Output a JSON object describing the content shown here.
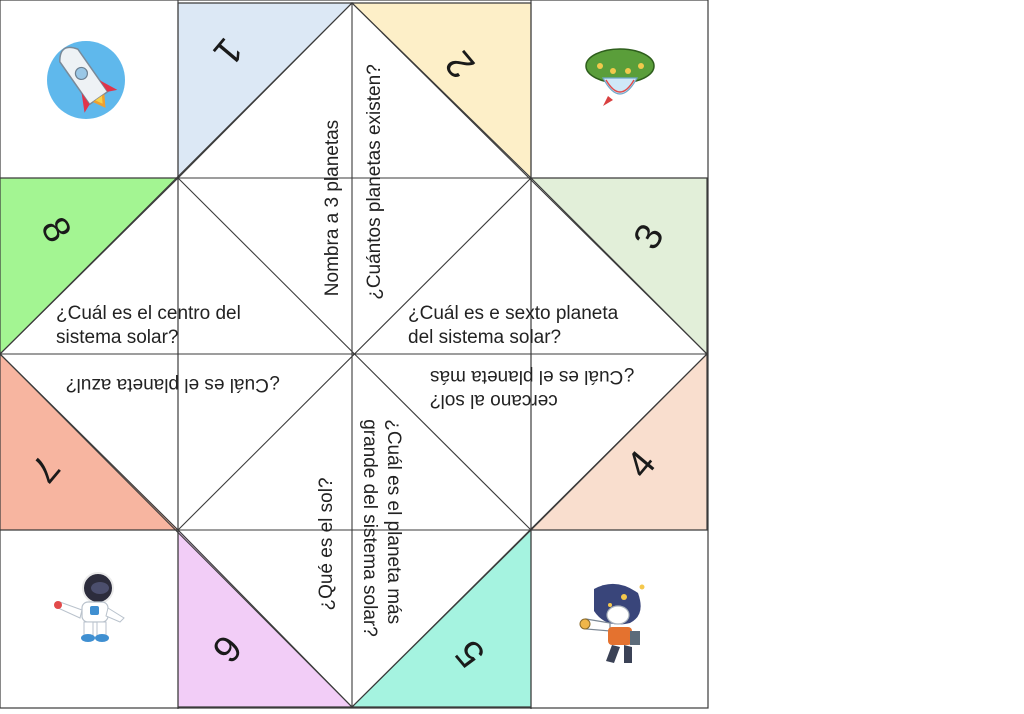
{
  "numbers": [
    "1",
    "2",
    "3",
    "4",
    "5",
    "6",
    "7",
    "8"
  ],
  "colors": {
    "flap1": "#dce8f5",
    "flap2": "#fdefc8",
    "flap3": "#e2efd9",
    "flap4": "#f9dece",
    "flap5": "#a5f3e0",
    "flap6": "#f2cdf7",
    "flap7": "#f7b5a0",
    "flap8": "#a3f592",
    "line": "#3b3b3b"
  },
  "questions": {
    "planet_names": "Nombra a 3 planetas",
    "planet_count": "¿Cuántos planetas existen?",
    "sixth_planet_l1": "¿Cuál es e sexto planeta",
    "sixth_planet_l2": "del sistema solar?",
    "closest_planet_l1": "¿Cuál es el planeta más",
    "closest_planet_l2": "cercano al sol?",
    "largest_planet_l1": "¿Cuál es el planeta más",
    "largest_planet_l2": "grande del sistema solar?",
    "what_is_sun": "¿Qué es el sol?",
    "blue_planet": "¿Cuál es el planeta azul?",
    "center_l1": "¿Cuál es el centro del",
    "center_l2": "sistema solar?"
  },
  "icons": {
    "top_left": "rocket-icon",
    "top_right": "ufo-icon",
    "bottom_left": "astronaut-icon",
    "bottom_right": "astronaut-telescope-icon"
  }
}
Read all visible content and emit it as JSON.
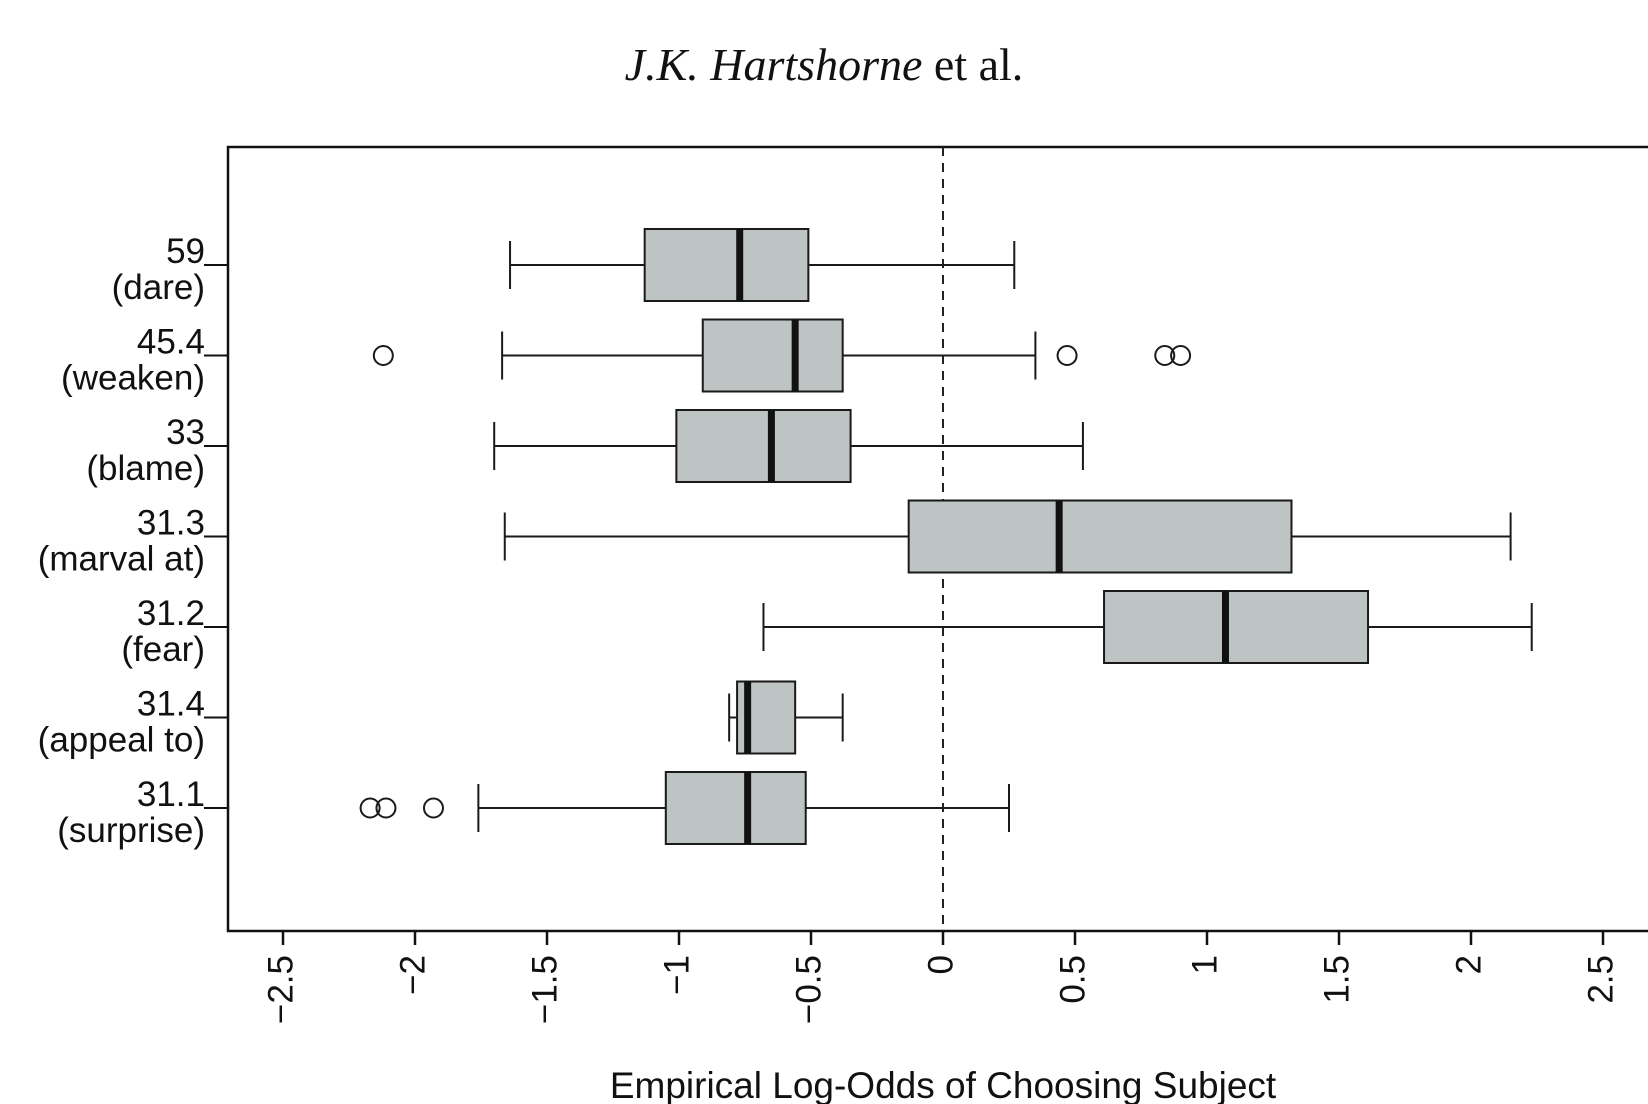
{
  "header": {
    "authors": "J.K. Hartshorne",
    "etal": "et al."
  },
  "chart_data": {
    "type": "boxplot",
    "orientation": "horizontal",
    "xlabel": "Empirical Log-Odds of Choosing Subject",
    "xticks": [
      -2.5,
      -2,
      -1.5,
      -1,
      -0.5,
      0,
      0.5,
      1,
      1.5,
      2,
      2.5
    ],
    "xtick_labels": [
      "−2.5",
      "−2",
      "−1.5",
      "−1",
      "−0.5",
      "0",
      "0.5",
      "1",
      "1.5",
      "2",
      "2.5"
    ],
    "xlim": [
      -2.7,
      2.65
    ],
    "reference_line": 0,
    "colors": {
      "box_fill": "#bec3c3",
      "stroke": "#1a1a1a"
    },
    "series": [
      {
        "name": "59",
        "sublabel": "(dare)",
        "whisker_low": -1.64,
        "q1": -1.13,
        "median": -0.77,
        "q3": -0.51,
        "whisker_high": 0.27,
        "outliers": []
      },
      {
        "name": "45.4",
        "sublabel": "(weaken)",
        "whisker_low": -1.67,
        "q1": -0.91,
        "median": -0.56,
        "q3": -0.38,
        "whisker_high": 0.35,
        "outliers": [
          -2.12,
          0.47,
          0.84,
          0.9
        ]
      },
      {
        "name": "33",
        "sublabel": "(blame)",
        "whisker_low": -1.7,
        "q1": -1.01,
        "median": -0.65,
        "q3": -0.35,
        "whisker_high": 0.53,
        "outliers": []
      },
      {
        "name": "31.3",
        "sublabel": "(marval at)",
        "whisker_low": -1.66,
        "q1": -0.13,
        "median": 0.44,
        "q3": 1.32,
        "whisker_high": 2.15,
        "outliers": []
      },
      {
        "name": "31.2",
        "sublabel": "(fear)",
        "whisker_low": -0.68,
        "q1": 0.61,
        "median": 1.07,
        "q3": 1.61,
        "whisker_high": 2.23,
        "outliers": []
      },
      {
        "name": "31.4",
        "sublabel": "(appeal to)",
        "whisker_low": -0.81,
        "q1": -0.78,
        "median": -0.74,
        "q3": -0.56,
        "whisker_high": -0.38,
        "outliers": []
      },
      {
        "name": "31.1",
        "sublabel": "(surprise)",
        "whisker_low": -1.76,
        "q1": -1.05,
        "median": -0.74,
        "q3": -0.52,
        "whisker_high": 0.25,
        "outliers": [
          -2.17,
          -2.11,
          -1.93
        ]
      }
    ]
  }
}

============================================================

*GIVEN PROBLEM:* Exclude the pictures and transcribe all of the entries exactly.

*SOLUTION TO THE PROBLEM:*
Output a JSON object describing the content shown here.
{
  "numbers": [
    "1",
    "2",
    "3",
    "4",
    "5",
    "6",
    "7",
    "8"
  ],
  "colors": {
    "flap1": "#dce8f5",
    "flap2": "#fdefc8",
    "flap3": "#e2efd9",
    "flap4": "#f9dece",
    "flap5": "#a5f3e0",
    "flap6": "#f2cdf7",
    "flap7": "#f7b5a0",
    "flap8": "#a3f592",
    "line": "#3b3b3b"
  },
  "questions": {
    "planet_names": "Nombra a 3 planetas",
    "planet_count": "¿Cuántos planetas existen?",
    "sixth_planet_l1": "¿Cuál es e sexto planeta",
    "sixth_planet_l2": "del sistema solar?",
    "closest_planet_l1": "¿Cuál es el planeta más",
    "closest_planet_l2": "cercano al sol?",
    "largest_planet_l1": "¿Cuál es el planeta más",
    "largest_planet_l2": "grande del sistema solar?",
    "what_is_sun": "¿Qué es el sol?",
    "blue_planet": "¿Cuál es el planeta azul?",
    "center_l1": "¿Cuál es el centro del",
    "center_l2": "sistema solar?"
  },
  "icons": {
    "top_left": "rocket-icon",
    "top_right": "ufo-icon",
    "bottom_left": "astronaut-icon",
    "bottom_right": "astronaut-telescope-icon"
  }
}
Read all visible content and emit it as JSON.
{
  "header": {
    "authors": "J.K. Hartshorne",
    "etal": "et al."
  },
  "chart_data": {
    "type": "boxplot",
    "orientation": "horizontal",
    "xlabel": "Empirical Log-Odds of Choosing Subject",
    "xticks": [
      -2.5,
      -2,
      -1.5,
      -1,
      -0.5,
      0,
      0.5,
      1,
      1.5,
      2,
      2.5
    ],
    "xtick_labels": [
      "−2.5",
      "−2",
      "−1.5",
      "−1",
      "−0.5",
      "0",
      "0.5",
      "1",
      "1.5",
      "2",
      "2.5"
    ],
    "xlim": [
      -2.7,
      2.65
    ],
    "reference_line": 0,
    "colors": {
      "box_fill": "#bec3c3",
      "stroke": "#1a1a1a"
    },
    "series": [
      {
        "name": "59",
        "sublabel": "(dare)",
        "whisker_low": -1.64,
        "q1": -1.13,
        "median": -0.77,
        "q3": -0.51,
        "whisker_high": 0.27,
        "outliers": []
      },
      {
        "name": "45.4",
        "sublabel": "(weaken)",
        "whisker_low": -1.67,
        "q1": -0.91,
        "median": -0.56,
        "q3": -0.38,
        "whisker_high": 0.35,
        "outliers": [
          -2.12,
          0.47,
          0.84,
          0.9
        ]
      },
      {
        "name": "33",
        "sublabel": "(blame)",
        "whisker_low": -1.7,
        "q1": -1.01,
        "median": -0.65,
        "q3": -0.35,
        "whisker_high": 0.53,
        "outliers": []
      },
      {
        "name": "31.3",
        "sublabel": "(marval at)",
        "whisker_low": -1.66,
        "q1": -0.13,
        "median": 0.44,
        "q3": 1.32,
        "whisker_high": 2.15,
        "outliers": []
      },
      {
        "name": "31.2",
        "sublabel": "(fear)",
        "whisker_low": -0.68,
        "q1": 0.61,
        "median": 1.07,
        "q3": 1.61,
        "whisker_high": 2.23,
        "outliers": []
      },
      {
        "name": "31.4",
        "sublabel": "(appeal to)",
        "whisker_low": -0.81,
        "q1": -0.78,
        "median": -0.74,
        "q3": -0.56,
        "whisker_high": -0.38,
        "outliers": []
      },
      {
        "name": "31.1",
        "sublabel": "(surprise)",
        "whisker_low": -1.76,
        "q1": -1.05,
        "median": -0.74,
        "q3": -0.52,
        "whisker_high": 0.25,
        "outliers": [
          -2.17,
          -2.11,
          -1.93
        ]
      }
    ]
  }
}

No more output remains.